▶ [What you will do] Which lines in the material below contain the word "Trong"? Copy each of them.

=== Given entries ===

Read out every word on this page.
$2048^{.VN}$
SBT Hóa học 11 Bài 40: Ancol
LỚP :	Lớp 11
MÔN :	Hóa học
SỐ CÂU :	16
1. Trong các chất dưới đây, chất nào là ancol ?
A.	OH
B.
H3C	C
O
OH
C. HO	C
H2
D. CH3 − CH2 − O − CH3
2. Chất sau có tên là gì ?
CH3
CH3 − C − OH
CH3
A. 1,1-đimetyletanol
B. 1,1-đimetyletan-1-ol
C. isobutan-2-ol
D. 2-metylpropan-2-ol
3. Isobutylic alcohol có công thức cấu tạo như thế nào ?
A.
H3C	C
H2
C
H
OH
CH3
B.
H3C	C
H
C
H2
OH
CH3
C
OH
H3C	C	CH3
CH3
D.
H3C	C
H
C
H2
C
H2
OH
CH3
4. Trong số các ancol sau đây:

===

▶ [Solution]
1. Trong các chất dưới đây, chất nào là ancol ?
4. Trong số các ancol sau đây:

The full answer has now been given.